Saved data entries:
┌──

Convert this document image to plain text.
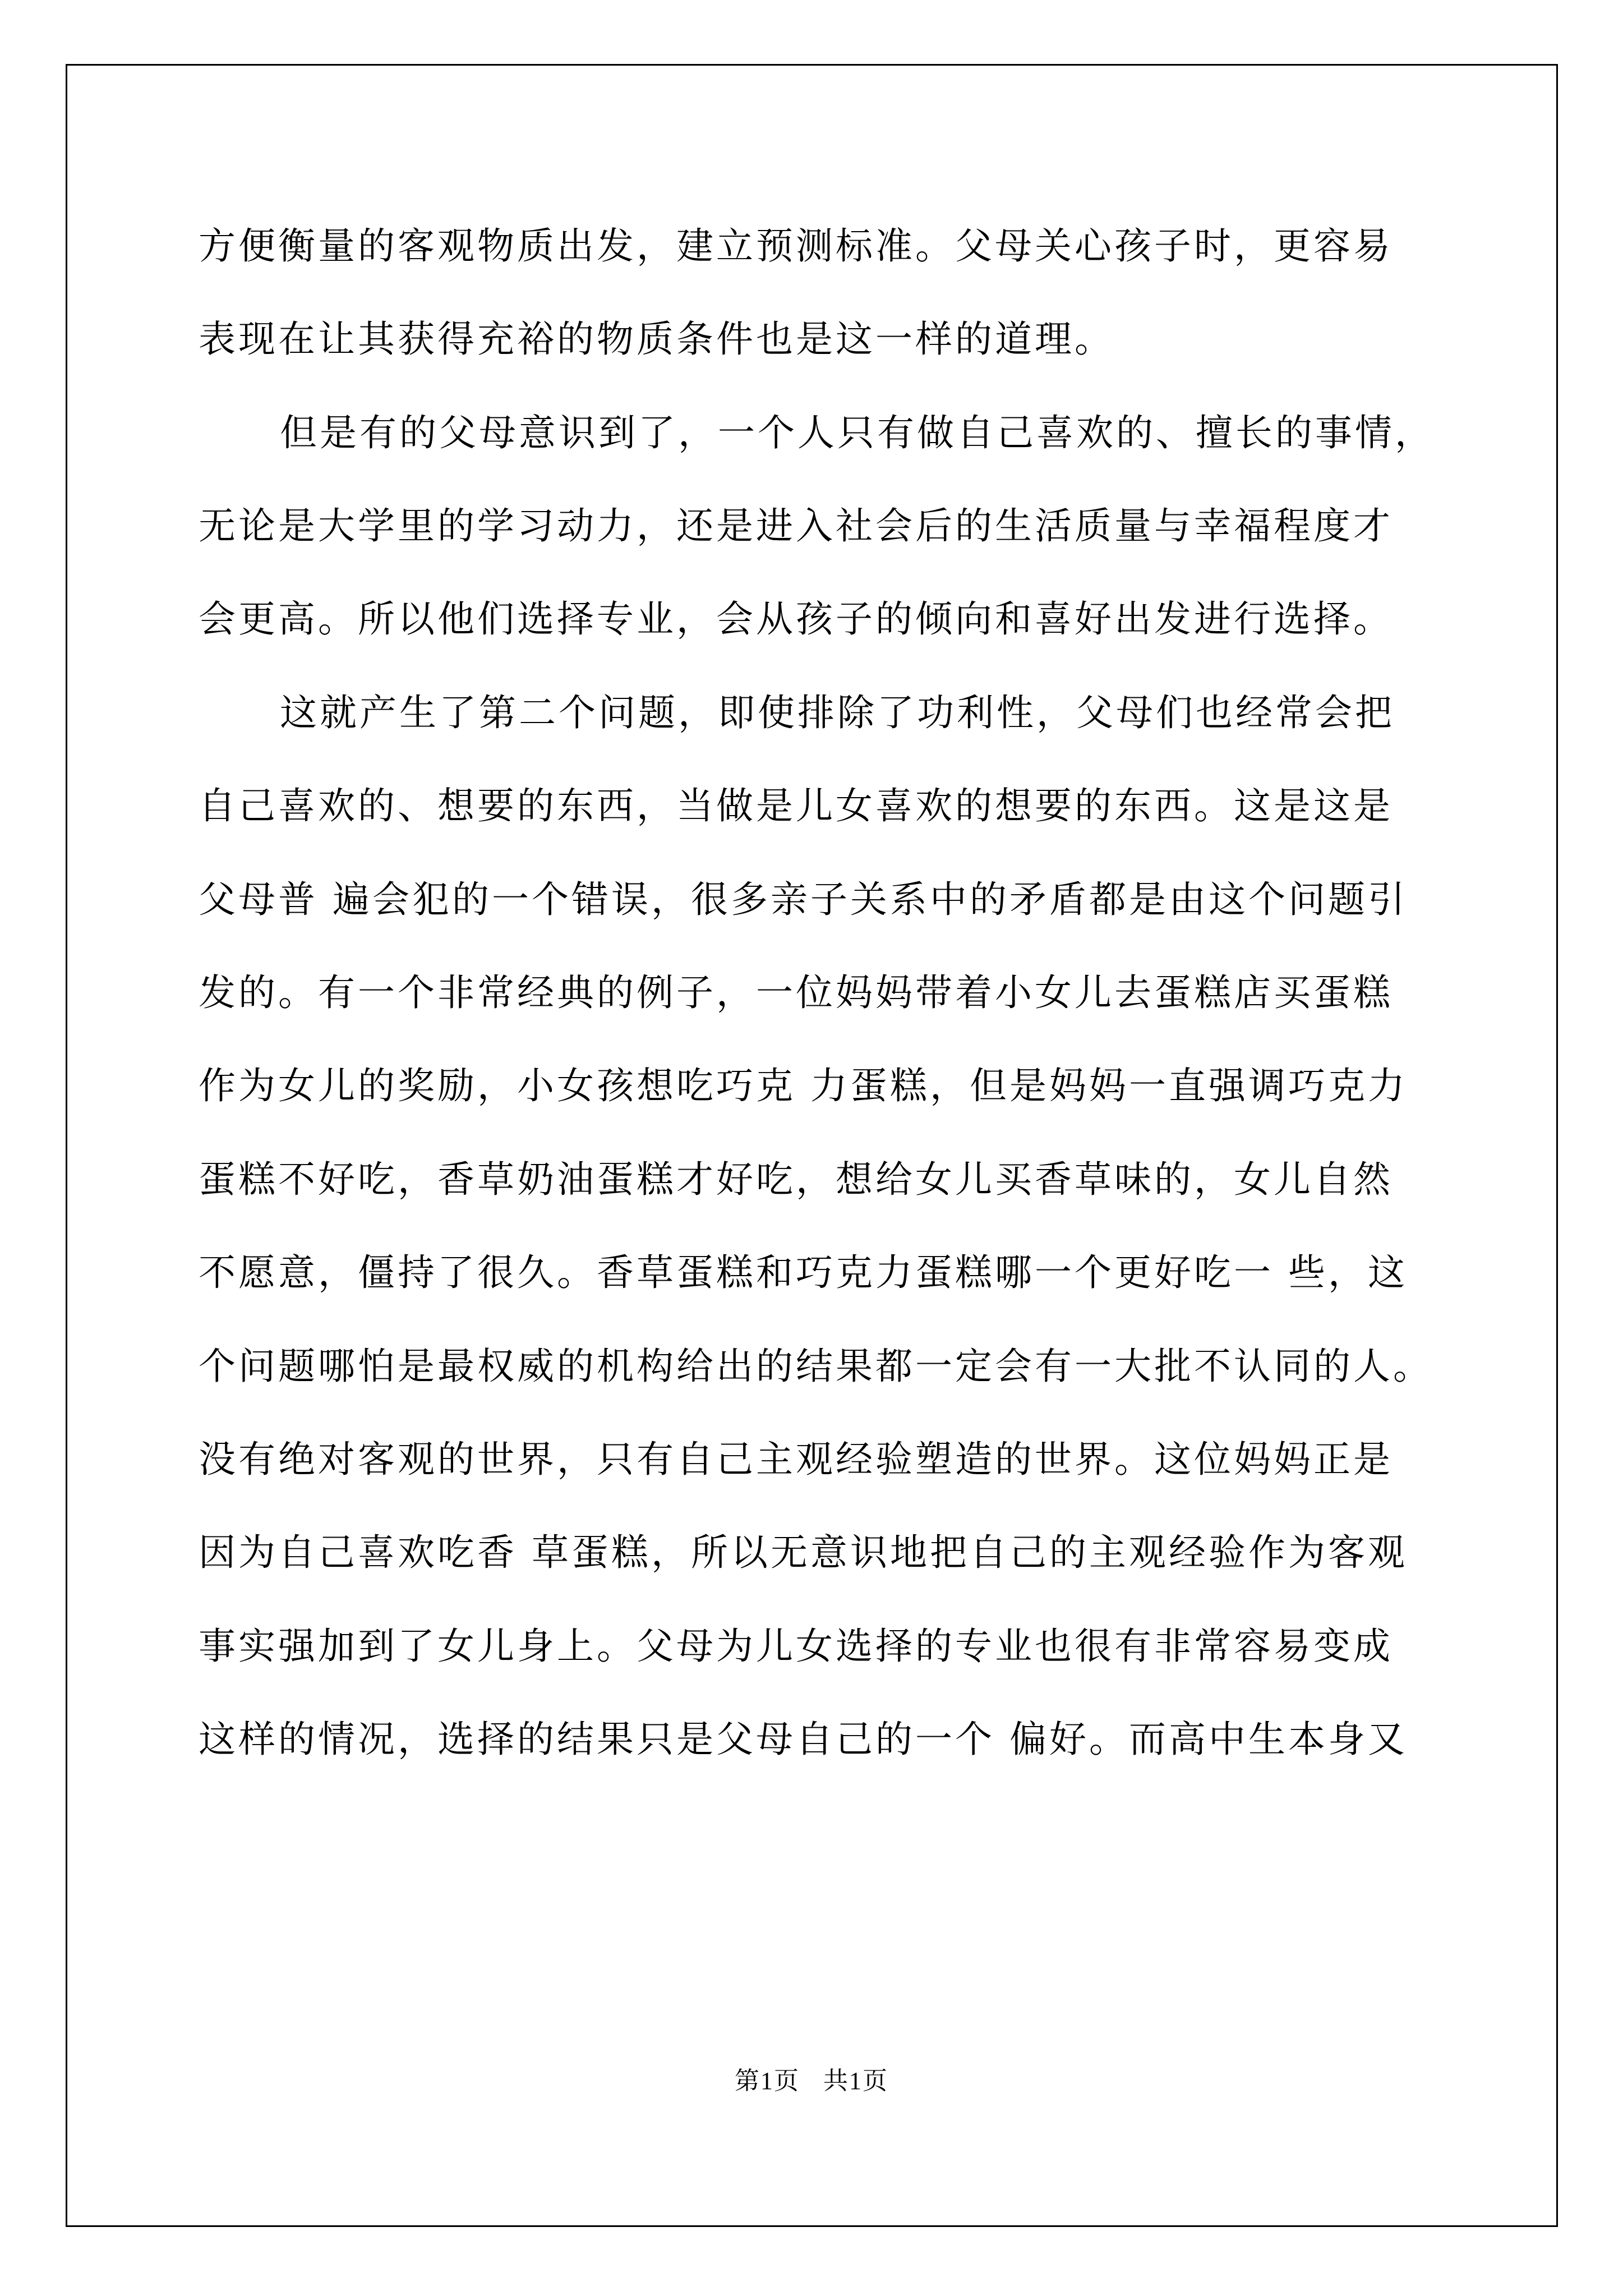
方便衡量的客观物质出发，建立预测标准。父母关心孩子时，更容易
表现在让其获得充裕的物质条件也是这一样的道理。
但是有的父母意识到了，一个人只有做自己喜欢的、擅长的事情，
无论是大学里的学习动力，还是进入社会后的生活质量与幸福程度才
会更高。所以他们选择专业，会从孩子的倾向和喜好出发进行选择。
这就产生了第二个问题，即使排除了功利性，父母们也经常会把
自己喜欢的、想要的东西，当做是儿女喜欢的想要的东西。这是这是
父母普 遍会犯的一个错误，很多亲子关系中的矛盾都是由这个问题引
发的。有一个非常经典的例子，一位妈妈带着小女儿去蛋糕店买蛋糕
作为女儿的奖励，小女孩想吃巧克 力蛋糕，但是妈妈一直强调巧克力
蛋糕不好吃，香草奶油蛋糕才好吃，想给女儿买香草味的，女儿自然
不愿意，僵持了很久。香草蛋糕和巧克力蛋糕哪一个更好吃一 些，这
个问题哪怕是最权威的机构给出的结果都一定会有一大批不认同的人。
没有绝对客观的世界，只有自己主观经验塑造的世界。这位妈妈正是
因为自己喜欢吃香 草蛋糕，所以无意识地把自己的主观经验作为客观
事实强加到了女儿身上。父母为儿女选择的专业也很有非常容易变成
这样的情况，选择的结果只是父母自己的一个 偏好。而高中生本身又
第1页 共1页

└──

* **GIVEN TASK**:
Give the entries again word for word, but skip the pictures.

* **RESPONSE FOR THIS EXERCISE**:
Convert this document image to plain text.
方便衡量的客观物质出发，建立预测标准。父母关心孩子时，更容易
表现在让其获得充裕的物质条件也是这一样的道理。
但是有的父母意识到了，一个人只有做自己喜欢的、擅长的事情，
无论是大学里的学习动力，还是进入社会后的生活质量与幸福程度才
会更高。所以他们选择专业，会从孩子的倾向和喜好出发进行选择。
这就产生了第二个问题，即使排除了功利性，父母们也经常会把
自己喜欢的、想要的东西，当做是儿女喜欢的想要的东西。这是这是
父母普 遍会犯的一个错误，很多亲子关系中的矛盾都是由这个问题引
发的。有一个非常经典的例子，一位妈妈带着小女儿去蛋糕店买蛋糕
作为女儿的奖励，小女孩想吃巧克 力蛋糕，但是妈妈一直强调巧克力
蛋糕不好吃，香草奶油蛋糕才好吃，想给女儿买香草味的，女儿自然
不愿意，僵持了很久。香草蛋糕和巧克力蛋糕哪一个更好吃一 些，这
个问题哪怕是最权威的机构给出的结果都一定会有一大批不认同的人。
没有绝对客观的世界，只有自己主观经验塑造的世界。这位妈妈正是
因为自己喜欢吃香 草蛋糕，所以无意识地把自己的主观经验作为客观
事实强加到了女儿身上。父母为儿女选择的专业也很有非常容易变成
这样的情况，选择的结果只是父母自己的一个 偏好。而高中生本身又
第1页 共1页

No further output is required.